**WRITTEN PROBLEM**: Retype the records below exactly as they appear, but leave out any pictures.

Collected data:
-------------------------
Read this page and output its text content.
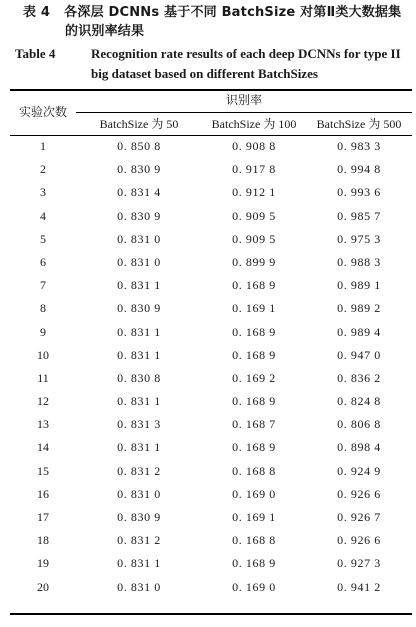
表 4 各深层 DCNNs 基于不同 BatchSize 对第Ⅱ类大数据集
的识别率结果
Table 4	Recognition rate results of each deep DCNNs for type II
big dataset based on different BatchSizes
实验次数
识别率
BatchSize 为 50	BatchSize 为 100	BatchSize 为 500
1	0. 850 8	0. 908 8	0. 983 3
2	0. 830 9	0. 917 8	0. 994 8
3	0. 831 4	0. 912 1	0. 993 6
4	0. 830 9	0. 909 5	0. 985 7
5	0. 831 0	0. 909 5	0. 975 3
6	0. 831 0	0. 899 9	0. 988 3
7	0. 831 1	0. 168 9	0. 989 1
8	0. 830 9	0. 169 1	0. 989 2
9	0. 831 1	0. 168 9	0. 989 4
10	0. 831 1	0. 168 9	0. 947 0
11	0. 830 8	0. 169 2	0. 836 2
12	0. 831 1	0. 168 9	0. 824 8
13	0. 831 3	0. 168 7	0. 806 8
14	0. 831 1	0. 168 9	0. 898 4
15	0. 831 2	0. 168 8	0. 924 9
16	0. 831 0	0. 169 0	0. 926 6
17	0. 830 9	0. 169 1	0. 926 7
18	0. 831 2	0. 168 8	0. 926 6
19	0. 831 1	0. 168 9	0. 927 3
20	0. 831 0	0. 169 0	0. 941 2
-------------------------
**TASK OUTPUT**:
Read this page and output its text content.
表 4 各深层 DCNNs 基于不同 BatchSize 对第Ⅱ类大数据集
的识别率结果
Table 4	Recognition rate results of each deep DCNNs for type II
big dataset based on different BatchSizes
实验次数
识别率
BatchSize 为 50	BatchSize 为 100	BatchSize 为 500
1	0. 850 8	0. 908 8	0. 983 3
2	0. 830 9	0. 917 8	0. 994 8
3	0. 831 4	0. 912 1	0. 993 6
4	0. 830 9	0. 909 5	0. 985 7
5	0. 831 0	0. 909 5	0. 975 3
6	0. 831 0	0. 899 9	0. 988 3
7	0. 831 1	0. 168 9	0. 989 1
8	0. 830 9	0. 169 1	0. 989 2
9	0. 831 1	0. 168 9	0. 989 4
10	0. 831 1	0. 168 9	0. 947 0
11	0. 830 8	0. 169 2	0. 836 2
12	0. 831 1	0. 168 9	0. 824 8
13	0. 831 3	0. 168 7	0. 806 8
14	0. 831 1	0. 168 9	0. 898 4
15	0. 831 2	0. 168 8	0. 924 9
16	0. 831 0	0. 169 0	0. 926 6
17	0. 830 9	0. 169 1	0. 926 7
18	0. 831 2	0. 168 8	0. 926 6
19	0. 831 1	0. 168 9	0. 927 3
20	0. 831 0	0. 169 0	0. 941 2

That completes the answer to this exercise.